-------- PROVIDED MATERIAL --------
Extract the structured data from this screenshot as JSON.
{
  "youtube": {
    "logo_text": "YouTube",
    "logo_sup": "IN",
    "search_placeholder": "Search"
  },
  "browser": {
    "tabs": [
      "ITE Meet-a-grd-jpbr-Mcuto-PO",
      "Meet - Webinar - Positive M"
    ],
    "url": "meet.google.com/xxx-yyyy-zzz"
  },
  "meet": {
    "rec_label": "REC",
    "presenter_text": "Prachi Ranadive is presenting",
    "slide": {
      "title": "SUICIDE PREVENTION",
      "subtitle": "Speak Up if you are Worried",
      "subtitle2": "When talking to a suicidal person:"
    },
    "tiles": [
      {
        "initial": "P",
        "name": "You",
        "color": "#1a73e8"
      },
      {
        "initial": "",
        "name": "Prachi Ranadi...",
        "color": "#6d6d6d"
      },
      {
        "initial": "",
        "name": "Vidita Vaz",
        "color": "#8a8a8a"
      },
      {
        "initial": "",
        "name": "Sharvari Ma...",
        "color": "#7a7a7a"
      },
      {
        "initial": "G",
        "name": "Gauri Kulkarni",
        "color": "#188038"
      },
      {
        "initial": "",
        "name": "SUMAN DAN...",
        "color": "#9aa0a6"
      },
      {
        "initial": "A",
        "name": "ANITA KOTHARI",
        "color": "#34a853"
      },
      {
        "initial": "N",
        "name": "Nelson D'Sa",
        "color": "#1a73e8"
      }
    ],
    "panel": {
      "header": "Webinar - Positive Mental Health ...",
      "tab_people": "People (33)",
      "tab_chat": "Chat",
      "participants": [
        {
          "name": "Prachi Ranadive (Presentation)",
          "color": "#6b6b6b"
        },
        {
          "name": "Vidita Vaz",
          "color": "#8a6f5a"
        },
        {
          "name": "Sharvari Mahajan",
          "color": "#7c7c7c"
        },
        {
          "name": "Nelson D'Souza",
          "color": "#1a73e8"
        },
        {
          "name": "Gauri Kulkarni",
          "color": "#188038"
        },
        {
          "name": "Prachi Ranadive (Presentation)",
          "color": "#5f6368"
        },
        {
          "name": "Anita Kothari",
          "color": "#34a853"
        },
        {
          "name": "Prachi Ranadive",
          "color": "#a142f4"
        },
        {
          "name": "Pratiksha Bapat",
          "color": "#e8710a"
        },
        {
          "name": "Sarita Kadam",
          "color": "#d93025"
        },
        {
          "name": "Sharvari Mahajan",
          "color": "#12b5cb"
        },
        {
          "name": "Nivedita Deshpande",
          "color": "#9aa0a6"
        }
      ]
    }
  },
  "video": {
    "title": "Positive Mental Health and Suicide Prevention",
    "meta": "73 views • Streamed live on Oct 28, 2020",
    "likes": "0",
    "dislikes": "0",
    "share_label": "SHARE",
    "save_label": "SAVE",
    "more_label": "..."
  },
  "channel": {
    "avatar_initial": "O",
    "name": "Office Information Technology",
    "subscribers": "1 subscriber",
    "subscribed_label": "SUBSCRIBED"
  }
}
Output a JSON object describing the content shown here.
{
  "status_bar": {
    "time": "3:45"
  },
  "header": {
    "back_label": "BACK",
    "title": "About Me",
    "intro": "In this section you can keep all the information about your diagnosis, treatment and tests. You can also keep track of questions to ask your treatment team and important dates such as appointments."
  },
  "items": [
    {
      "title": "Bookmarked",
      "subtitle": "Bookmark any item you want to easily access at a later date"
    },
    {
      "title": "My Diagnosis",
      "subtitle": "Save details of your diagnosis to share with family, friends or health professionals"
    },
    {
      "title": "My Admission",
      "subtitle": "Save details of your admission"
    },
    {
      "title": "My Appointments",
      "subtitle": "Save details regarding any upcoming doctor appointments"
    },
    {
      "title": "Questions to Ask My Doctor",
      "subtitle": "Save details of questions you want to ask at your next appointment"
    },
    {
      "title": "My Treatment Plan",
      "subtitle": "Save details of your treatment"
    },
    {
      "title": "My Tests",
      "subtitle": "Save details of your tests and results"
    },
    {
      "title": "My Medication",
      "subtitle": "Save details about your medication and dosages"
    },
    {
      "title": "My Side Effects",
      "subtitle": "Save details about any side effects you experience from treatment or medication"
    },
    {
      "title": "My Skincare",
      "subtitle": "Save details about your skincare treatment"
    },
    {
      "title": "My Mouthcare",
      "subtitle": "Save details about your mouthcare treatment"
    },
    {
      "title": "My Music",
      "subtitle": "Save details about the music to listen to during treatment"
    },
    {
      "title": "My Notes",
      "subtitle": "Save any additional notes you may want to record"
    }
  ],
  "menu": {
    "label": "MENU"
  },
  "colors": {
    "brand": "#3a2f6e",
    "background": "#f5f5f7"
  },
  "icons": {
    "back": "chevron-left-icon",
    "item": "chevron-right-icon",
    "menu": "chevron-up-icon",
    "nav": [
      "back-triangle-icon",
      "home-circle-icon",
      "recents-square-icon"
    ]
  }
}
--------
Output all records verbatim.

Extract the structured data from this screenshot as JSON.
{
  "youtube": {
    "logo_text": "YouTube",
    "logo_sup": "IN",
    "search_placeholder": "Search"
  },
  "browser": {
    "tabs": [
      "ITE Meet-a-grd-jpbr-Mcuto-PO",
      "Meet - Webinar - Positive M"
    ],
    "url": "meet.google.com/xxx-yyyy-zzz"
  },
  "meet": {
    "rec_label": "REC",
    "presenter_text": "Prachi Ranadive is presenting",
    "slide": {
      "title": "SUICIDE PREVENTION",
      "subtitle": "Speak Up if you are Worried",
      "subtitle2": "When talking to a suicidal person:"
    },
    "tiles": [
      {
        "initial": "P",
        "name": "You",
        "color": "#1a73e8"
      },
      {
        "initial": "",
        "name": "Prachi Ranadi...",
        "color": "#6d6d6d"
      },
      {
        "initial": "",
        "name": "Vidita Vaz",
        "color": "#8a8a8a"
      },
      {
        "initial": "",
        "name": "Sharvari Ma...",
        "color": "#7a7a7a"
      },
      {
        "initial": "G",
        "name": "Gauri Kulkarni",
        "color": "#188038"
      },
      {
        "initial": "",
        "name": "SUMAN DAN...",
        "color": "#9aa0a6"
      },
      {
        "initial": "A",
        "name": "ANITA KOTHARI",
        "color": "#34a853"
      },
      {
        "initial": "N",
        "name": "Nelson D'Sa",
        "color": "#1a73e8"
      }
    ],
    "panel": {
      "header": "Webinar - Positive Mental Health ...",
      "tab_people": "People (33)",
      "tab_chat": "Chat",
      "participants": [
        {
          "name": "Prachi Ranadive (Presentation)",
          "color": "#6b6b6b"
        },
        {
          "name": "Vidita Vaz",
          "color": "#8a6f5a"
        },
        {
          "name": "Sharvari Mahajan",
          "color": "#7c7c7c"
        },
        {
          "name": "Nelson D'Souza",
          "color": "#1a73e8"
        },
        {
          "name": "Gauri Kulkarni",
          "color": "#188038"
        },
        {
          "name": "Prachi Ranadive (Presentation)",
          "color": "#5f6368"
        },
        {
          "name": "Anita Kothari",
          "color": "#34a853"
        },
        {
          "name": "Prachi Ranadive",
          "color": "#a142f4"
        },
        {
          "name": "Pratiksha Bapat",
          "color": "#e8710a"
        },
        {
          "name": "Sarita Kadam",
          "color": "#d93025"
        },
        {
          "name": "Sharvari Mahajan",
          "color": "#12b5cb"
        },
        {
          "name": "Nivedita Deshpande",
          "color": "#9aa0a6"
        }
      ]
    }
  },
  "video": {
    "title": "Positive Mental Health and Suicide Prevention",
    "meta": "73 views • Streamed live on Oct 28, 2020",
    "likes": "0",
    "dislikes": "0",
    "share_label": "SHARE",
    "save_label": "SAVE",
    "more_label": "..."
  },
  "channel": {
    "avatar_initial": "O",
    "name": "Office Information Technology",
    "subscribers": "1 subscriber",
    "subscribed_label": "SUBSCRIBED"
  }
}
Output a JSON object describing the content shown here.
{
  "status_bar": {
    "time": "3:45"
  },
  "header": {
    "back_label": "BACK",
    "title": "About Me",
    "intro": "In this section you can keep all the information about your diagnosis, treatment and tests. You can also keep track of questions to ask your treatment team and important dates such as appointments."
  },
  "items": [
    {
      "title": "Bookmarked",
      "subtitle": "Bookmark any item you want to easily access at a later date"
    },
    {
      "title": "My Diagnosis",
      "subtitle": "Save details of your diagnosis to share with family, friends or health professionals"
    },
    {
      "title": "My Admission",
      "subtitle": "Save details of your admission"
    },
    {
      "title": "My Appointments",
      "subtitle": "Save details regarding any upcoming doctor appointments"
    },
    {
      "title": "Questions to Ask My Doctor",
      "subtitle": "Save details of questions you want to ask at your next appointment"
    },
    {
      "title": "My Treatment Plan",
      "subtitle": "Save details of your treatment"
    },
    {
      "title": "My Tests",
      "subtitle": "Save details of your tests and results"
    },
    {
      "title": "My Medication",
      "subtitle": "Save details about your medication and dosages"
    },
    {
      "title": "My Side Effects",
      "subtitle": "Save details about any side effects you experience from treatment or medication"
    },
    {
      "title": "My Skincare",
      "subtitle": "Save details about your skincare treatment"
    },
    {
      "title": "My Mouthcare",
      "subtitle": "Save details about your mouthcare treatment"
    },
    {
      "title": "My Music",
      "subtitle": "Save details about the music to listen to during treatment"
    },
    {
      "title": "My Notes",
      "subtitle": "Save any additional notes you may want to record"
    }
  ],
  "menu": {
    "label": "MENU"
  },
  "colors": {
    "brand": "#3a2f6e",
    "background": "#f5f5f7"
  },
  "icons": {
    "back": "chevron-left-icon",
    "item": "chevron-right-icon",
    "menu": "chevron-up-icon",
    "nav": [
      "back-triangle-icon",
      "home-circle-icon",
      "recents-square-icon"
    ]
  }
}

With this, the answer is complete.